Exercise task: Select from the records below every line that has the word "jest" in it.

[start]

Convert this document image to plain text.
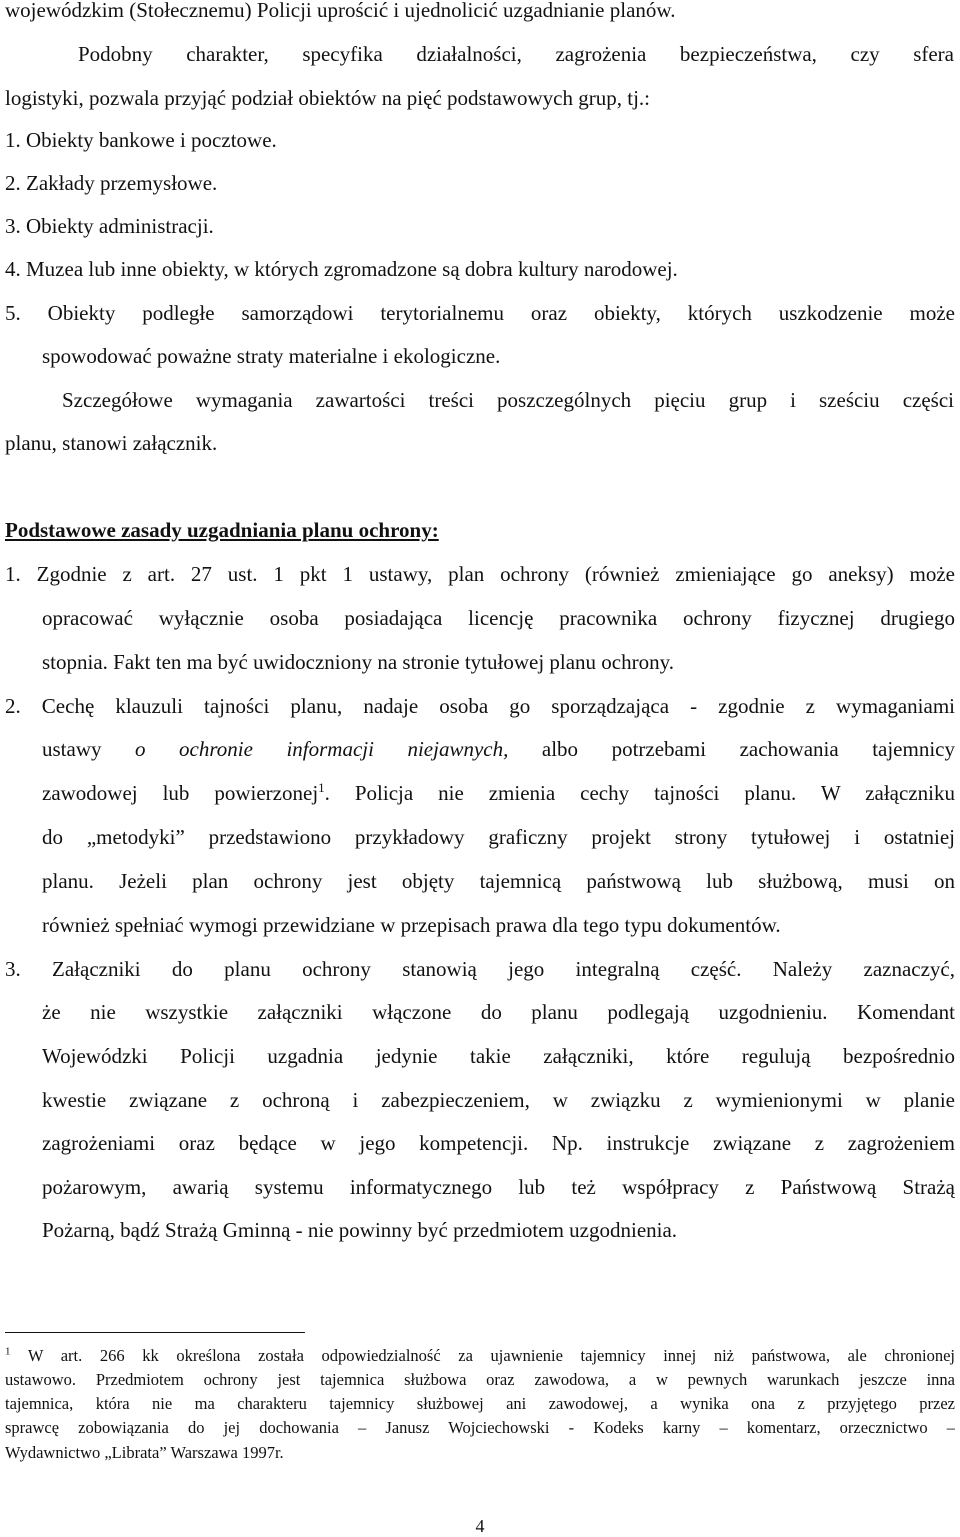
wojewódzkim (Stołecznemu) Policji uprościć i ujednolicić uzgadnianie planów.

Podobny charakter, specyfika działalności, zagrożenia bezpieczeństwa, czy sfera

logistyki, pozwala przyjąć podział obiektów na pięć podstawowych grup, tj.:

1. Obiekty bankowe i pocztowe.

2. Zakłady przemysłowe.

3. Obiekty administracji.

4. Muzea lub inne obiekty, w których zgromadzone są dobra kultury narodowej.

5. Obiekty podległe samorządowi terytorialnemu oraz obiekty, których uszkodzenie może

spowodować poważne straty materialne i ekologiczne.

Szczegółowe wymagania zawartości treści poszczególnych pięciu grup i sześciu części

planu, stanowi załącznik.

Podstawowe zasady uzgadniania planu ochrony:

1. Zgodnie z art. 27 ust. 1 pkt 1 ustawy, plan ochrony (również zmieniające go aneksy) może

opracować wyłącznie osoba posiadająca licencję pracownika ochrony fizycznej drugiego

stopnia. Fakt ten ma być uwidoczniony na stronie tytułowej planu ochrony.

2. Cechę klauzuli tajności planu, nadaje osoba go sporządzająca - zgodnie z wymaganiami

ustawy o ochronie informacji niejawnych, albo potrzebami zachowania tajemnicy

zawodowej lub powierzonej$^1$. Policja nie zmienia cechy tajności planu. W załączniku

do „metodyki” przedstawiono przykładowy graficzny projekt strony tytułowej i ostatniej

planu. Jeżeli plan ochrony jest objęty tajemnicą państwową lub służbową, musi on

również spełniać wymogi przewidziane w przepisach prawa dla tego typu dokumentów.

3. Załączniki do planu ochrony stanowią jego integralną część. Należy zaznaczyć,

że nie wszystkie załączniki włączone do planu podlegają uzgodnieniu. Komendant

Wojewódzki Policji uzgadnia jedynie takie załączniki, które regulują bezpośrednio

kwestie związane z ochroną i zabezpieczeniem, w związku z wymienionymi w planie

zagrożeniami oraz będące w jego kompetencji. Np. instrukcje związane z zagrożeniem

pożarowym, awarią systemu informatycznego lub też współpracy z Państwową Strażą

Pożarną, bądź Strażą Gminną - nie powinny być przedmiotem uzgodnienia.

$^1$ W art. 266 kk określona została odpowiedzialność za ujawnienie tajemnicy innej niż państwowa, ale chronionej

ustawowo. Przedmiotem ochrony jest tajemnica służbowa oraz zawodowa, a w pewnych warunkach jeszcze inna

tajemnica, która nie ma charakteru tajemnicy służbowej ani zawodowej, a wynika ona z przyjętego przez

sprawcę zobowiązania do jej dochowania – Janusz Wojciechowski - Kodeks karny – komentarz, orzecznictwo –

Wydawnictwo „Librata” Warszawa 1997r.

4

[end]

Exercise solution:
planu. Jeżeli plan ochrony jest objęty tajemnicą państwową lub służbową, musi on
ustawowo. Przedmiotem ochrony jest tajemnica służbowa oraz zawodowa, a w pewnych warunkach jeszcze inna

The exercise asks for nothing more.